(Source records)
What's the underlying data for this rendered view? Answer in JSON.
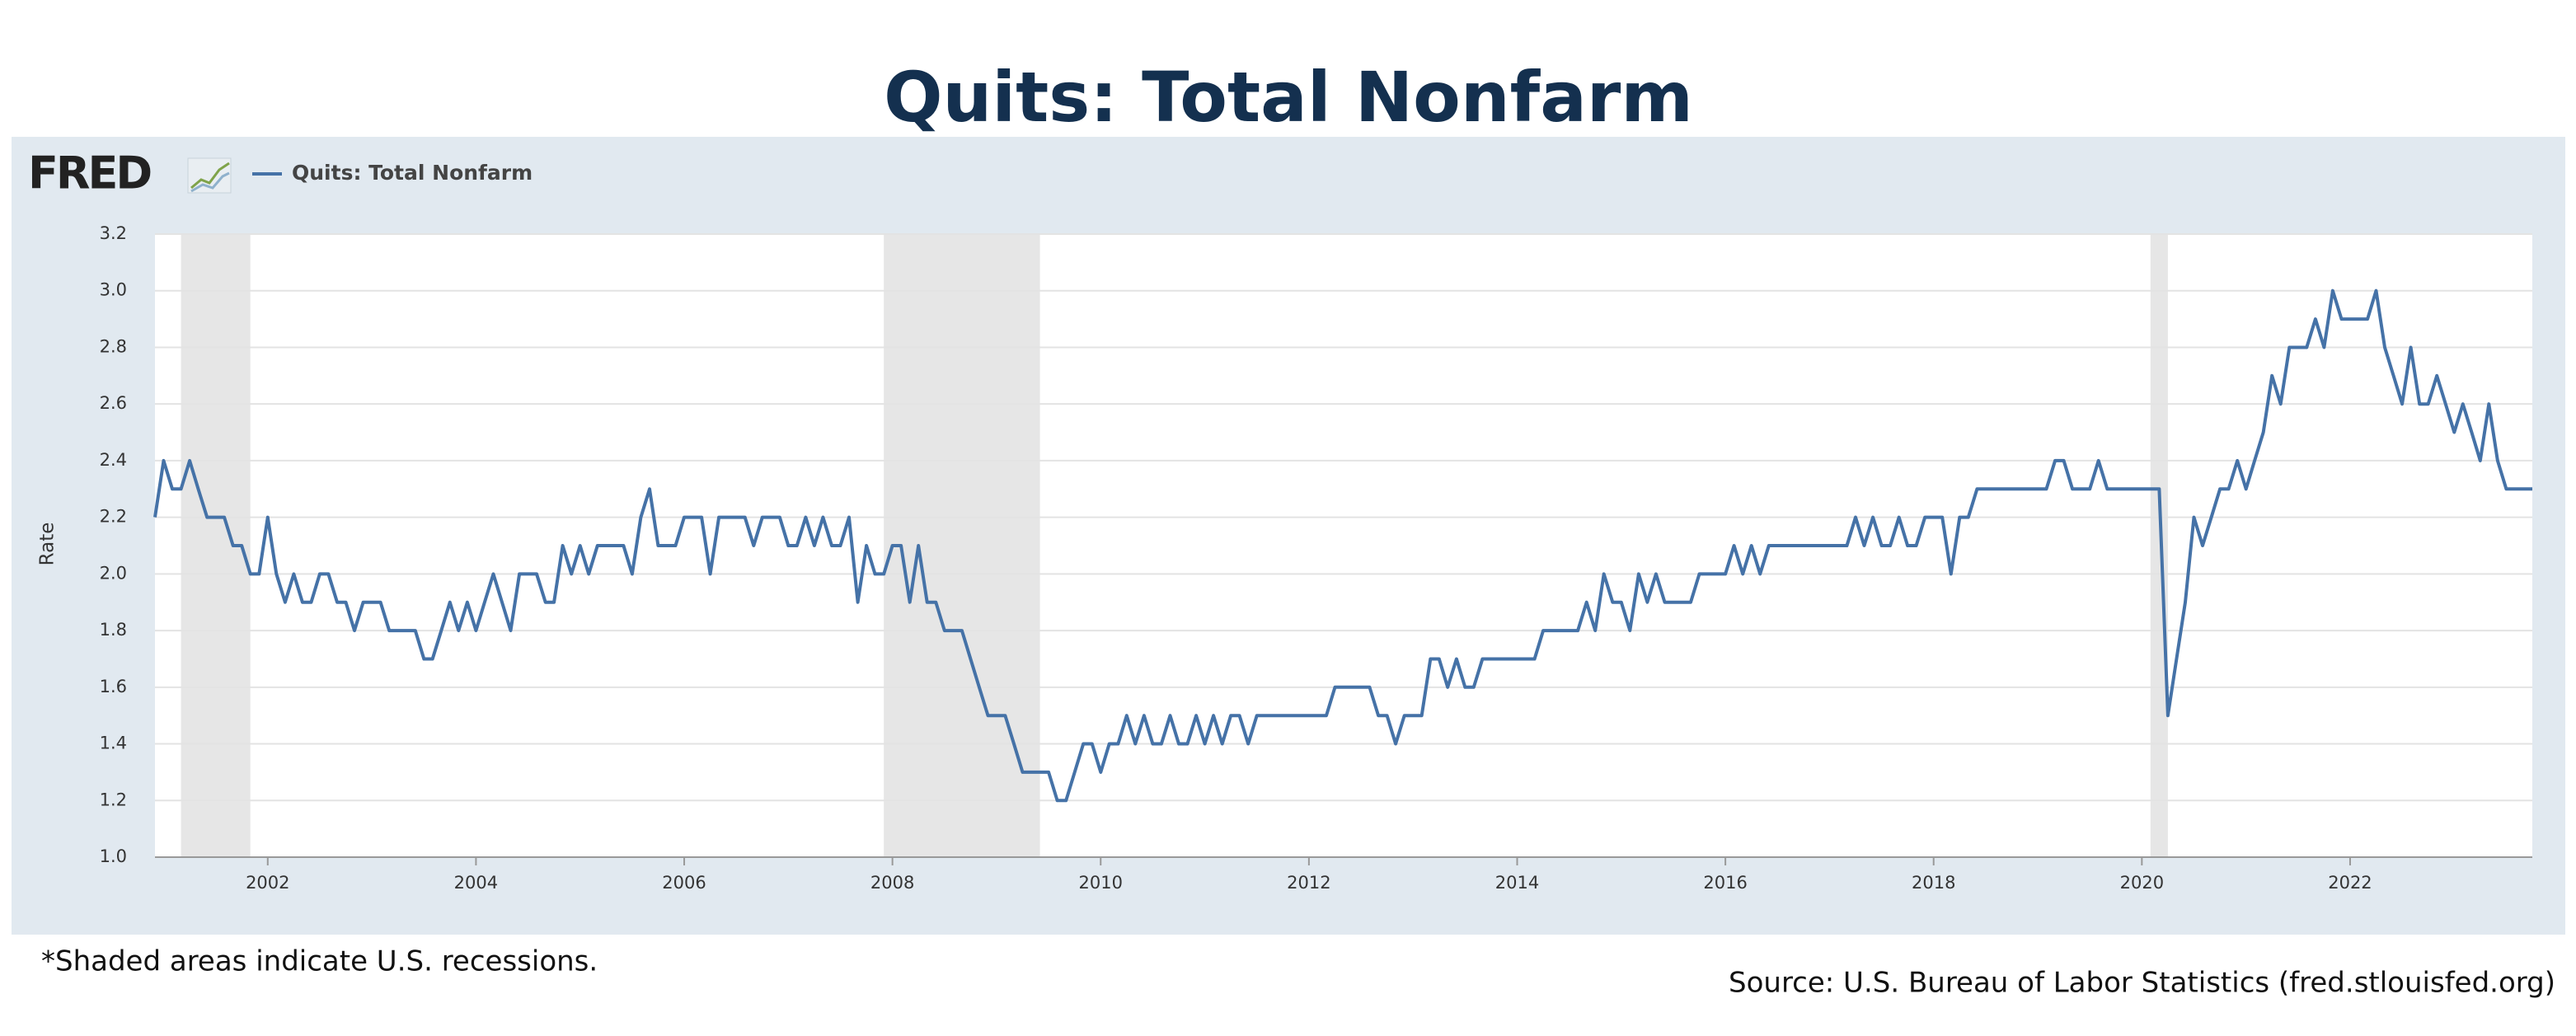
{
  "chart_data": {
    "type": "line",
    "title": "Quits: Total Nonfarm",
    "logo": "FRED",
    "ylabel": "Rate",
    "footnote": "*Shaded areas indicate U.S. recessions.",
    "source": "Source: U.S. Bureau of Labor Statistics (fred.stlouisfed.org)",
    "legend": "top-left",
    "grid": true,
    "xlim": [
      2000.917,
      2023.75
    ],
    "xticks": [
      2002,
      2004,
      2006,
      2008,
      2010,
      2012,
      2014,
      2016,
      2018,
      2020,
      2022
    ],
    "ylim": [
      1,
      3.2
    ],
    "yticks": [
      {
        "value": 1,
        "label": "1.0"
      },
      1.2,
      1.4,
      1.6,
      1.8,
      {
        "value": 2,
        "label": "2.0"
      },
      2.2,
      2.4,
      2.6,
      2.8,
      {
        "value": 3,
        "label": "3.0"
      },
      3.2
    ],
    "recessions": [
      [
        2001.167,
        2001.833
      ],
      [
        2007.917,
        2009.417
      ],
      [
        2020.083,
        2020.25
      ]
    ],
    "recession_color": "#e6e6e6",
    "series": [
      {
        "name": "Quits: Total Nonfarm",
        "color": "#4572a7",
        "x": [
          2000.917,
          2001.0,
          2001.083,
          2001.167,
          2001.25,
          2001.333,
          2001.417,
          2001.5,
          2001.583,
          2001.667,
          2001.75,
          2001.833,
          2001.917,
          2002.0,
          2002.083,
          2002.167,
          2002.25,
          2002.333,
          2002.417,
          2002.5,
          2002.583,
          2002.667,
          2002.75,
          2002.833,
          2002.917,
          2003.0,
          2003.083,
          2003.167,
          2003.25,
          2003.333,
          2003.417,
          2003.5,
          2003.583,
          2003.667,
          2003.75,
          2003.833,
          2003.917,
          2004.0,
          2004.083,
          2004.167,
          2004.25,
          2004.333,
          2004.417,
          2004.5,
          2004.583,
          2004.667,
          2004.75,
          2004.833,
          2004.917,
          2005.0,
          2005.083,
          2005.167,
          2005.25,
          2005.333,
          2005.417,
          2005.5,
          2005.583,
          2005.667,
          2005.75,
          2005.833,
          2005.917,
          2006.0,
          2006.083,
          2006.167,
          2006.25,
          2006.333,
          2006.417,
          2006.5,
          2006.583,
          2006.667,
          2006.75,
          2006.833,
          2006.917,
          2007.0,
          2007.083,
          2007.167,
          2007.25,
          2007.333,
          2007.417,
          2007.5,
          2007.583,
          2007.667,
          2007.75,
          2007.833,
          2007.917,
          2008.0,
          2008.083,
          2008.167,
          2008.25,
          2008.333,
          2008.417,
          2008.5,
          2008.583,
          2008.667,
          2008.75,
          2008.833,
          2008.917,
          2009.0,
          2009.083,
          2009.167,
          2009.25,
          2009.333,
          2009.417,
          2009.5,
          2009.583,
          2009.667,
          2009.75,
          2009.833,
          2009.917,
          2010.0,
          2010.083,
          2010.167,
          2010.25,
          2010.333,
          2010.417,
          2010.5,
          2010.583,
          2010.667,
          2010.75,
          2010.833,
          2010.917,
          2011.0,
          2011.083,
          2011.167,
          2011.25,
          2011.333,
          2011.417,
          2011.5,
          2011.583,
          2011.667,
          2011.75,
          2011.833,
          2011.917,
          2012.0,
          2012.083,
          2012.167,
          2012.25,
          2012.333,
          2012.417,
          2012.5,
          2012.583,
          2012.667,
          2012.75,
          2012.833,
          2012.917,
          2013.0,
          2013.083,
          2013.167,
          2013.25,
          2013.333,
          2013.417,
          2013.5,
          2013.583,
          2013.667,
          2013.75,
          2013.833,
          2013.917,
          2014.0,
          2014.083,
          2014.167,
          2014.25,
          2014.333,
          2014.417,
          2014.5,
          2014.583,
          2014.667,
          2014.75,
          2014.833,
          2014.917,
          2015.0,
          2015.083,
          2015.167,
          2015.25,
          2015.333,
          2015.417,
          2015.5,
          2015.583,
          2015.667,
          2015.75,
          2015.833,
          2015.917,
          2016.0,
          2016.083,
          2016.167,
          2016.25,
          2016.333,
          2016.417,
          2016.5,
          2016.583,
          2016.667,
          2016.75,
          2016.833,
          2016.917,
          2017.0,
          2017.083,
          2017.167,
          2017.25,
          2017.333,
          2017.417,
          2017.5,
          2017.583,
          2017.667,
          2017.75,
          2017.833,
          2017.917,
          2018.0,
          2018.083,
          2018.167,
          2018.25,
          2018.333,
          2018.417,
          2018.5,
          2018.583,
          2018.667,
          2018.75,
          2018.833,
          2018.917,
          2019.0,
          2019.083,
          2019.167,
          2019.25,
          2019.333,
          2019.417,
          2019.5,
          2019.583,
          2019.667,
          2019.75,
          2019.833,
          2019.917,
          2020.0,
          2020.083,
          2020.167,
          2020.25,
          2020.333,
          2020.417,
          2020.5,
          2020.583,
          2020.667,
          2020.75,
          2020.833,
          2020.917,
          2021.0,
          2021.083,
          2021.167,
          2021.25,
          2021.333,
          2021.417,
          2021.5,
          2021.583,
          2021.667,
          2021.75,
          2021.833,
          2021.917,
          2022.0,
          2022.083,
          2022.167,
          2022.25,
          2022.333,
          2022.417,
          2022.5,
          2022.583,
          2022.667,
          2022.75,
          2022.833,
          2022.917,
          2023.0,
          2023.083,
          2023.167,
          2023.25,
          2023.333,
          2023.417,
          2023.5,
          2023.583,
          2023.667,
          2023.75
        ],
        "values": [
          2.2,
          2.4,
          2.3,
          2.3,
          2.4,
          2.3,
          2.2,
          2.2,
          2.2,
          2.1,
          2.1,
          2.0,
          2.0,
          2.2,
          2.0,
          1.9,
          2.0,
          1.9,
          1.9,
          2.0,
          2.0,
          1.9,
          1.9,
          1.8,
          1.9,
          1.9,
          1.9,
          1.8,
          1.8,
          1.8,
          1.8,
          1.7,
          1.7,
          1.8,
          1.9,
          1.8,
          1.9,
          1.8,
          1.9,
          2.0,
          1.9,
          1.8,
          2.0,
          2.0,
          2.0,
          1.9,
          1.9,
          2.1,
          2.0,
          2.1,
          2.0,
          2.1,
          2.1,
          2.1,
          2.1,
          2.0,
          2.2,
          2.3,
          2.1,
          2.1,
          2.1,
          2.2,
          2.2,
          2.2,
          2.0,
          2.2,
          2.2,
          2.2,
          2.2,
          2.1,
          2.2,
          2.2,
          2.2,
          2.1,
          2.1,
          2.2,
          2.1,
          2.2,
          2.1,
          2.1,
          2.2,
          1.9,
          2.1,
          2.0,
          2.0,
          2.1,
          2.1,
          1.9,
          2.1,
          1.9,
          1.9,
          1.8,
          1.8,
          1.8,
          1.7,
          1.6,
          1.5,
          1.5,
          1.5,
          1.4,
          1.3,
          1.3,
          1.3,
          1.3,
          1.2,
          1.2,
          1.3,
          1.4,
          1.4,
          1.3,
          1.4,
          1.4,
          1.5,
          1.4,
          1.5,
          1.4,
          1.4,
          1.5,
          1.4,
          1.4,
          1.5,
          1.4,
          1.5,
          1.4,
          1.5,
          1.5,
          1.4,
          1.5,
          1.5,
          1.5,
          1.5,
          1.5,
          1.5,
          1.5,
          1.5,
          1.5,
          1.6,
          1.6,
          1.6,
          1.6,
          1.6,
          1.5,
          1.5,
          1.4,
          1.5,
          1.5,
          1.5,
          1.7,
          1.7,
          1.6,
          1.7,
          1.6,
          1.6,
          1.7,
          1.7,
          1.7,
          1.7,
          1.7,
          1.7,
          1.7,
          1.8,
          1.8,
          1.8,
          1.8,
          1.8,
          1.9,
          1.8,
          2.0,
          1.9,
          1.9,
          1.8,
          2.0,
          1.9,
          2.0,
          1.9,
          1.9,
          1.9,
          1.9,
          2.0,
          2.0,
          2.0,
          2.0,
          2.1,
          2.0,
          2.1,
          2.0,
          2.1,
          2.1,
          2.1,
          2.1,
          2.1,
          2.1,
          2.1,
          2.1,
          2.1,
          2.1,
          2.2,
          2.1,
          2.2,
          2.1,
          2.1,
          2.2,
          2.1,
          2.1,
          2.2,
          2.2,
          2.2,
          2.0,
          2.2,
          2.2,
          2.3,
          2.3,
          2.3,
          2.3,
          2.3,
          2.3,
          2.3,
          2.3,
          2.3,
          2.4,
          2.4,
          2.3,
          2.3,
          2.3,
          2.4,
          2.3,
          2.3,
          2.3,
          2.3,
          2.3,
          2.3,
          2.3,
          1.5,
          1.7,
          1.9,
          2.2,
          2.1,
          2.2,
          2.3,
          2.3,
          2.4,
          2.3,
          2.4,
          2.5,
          2.7,
          2.6,
          2.8,
          2.8,
          2.8,
          2.9,
          2.8,
          3.0,
          2.9,
          2.9,
          2.9,
          2.9,
          3.0,
          2.8,
          2.7,
          2.6,
          2.8,
          2.6,
          2.6,
          2.7,
          2.6,
          2.5,
          2.6,
          2.5,
          2.4,
          2.6,
          2.4,
          2.3,
          2.3,
          2.3,
          2.3
        ]
      }
    ]
  }
}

__AIM OF THE EXERCISE__.
Report only how many lines of the listing hold the word "recessions".

__CORRECT ANSWER__.
2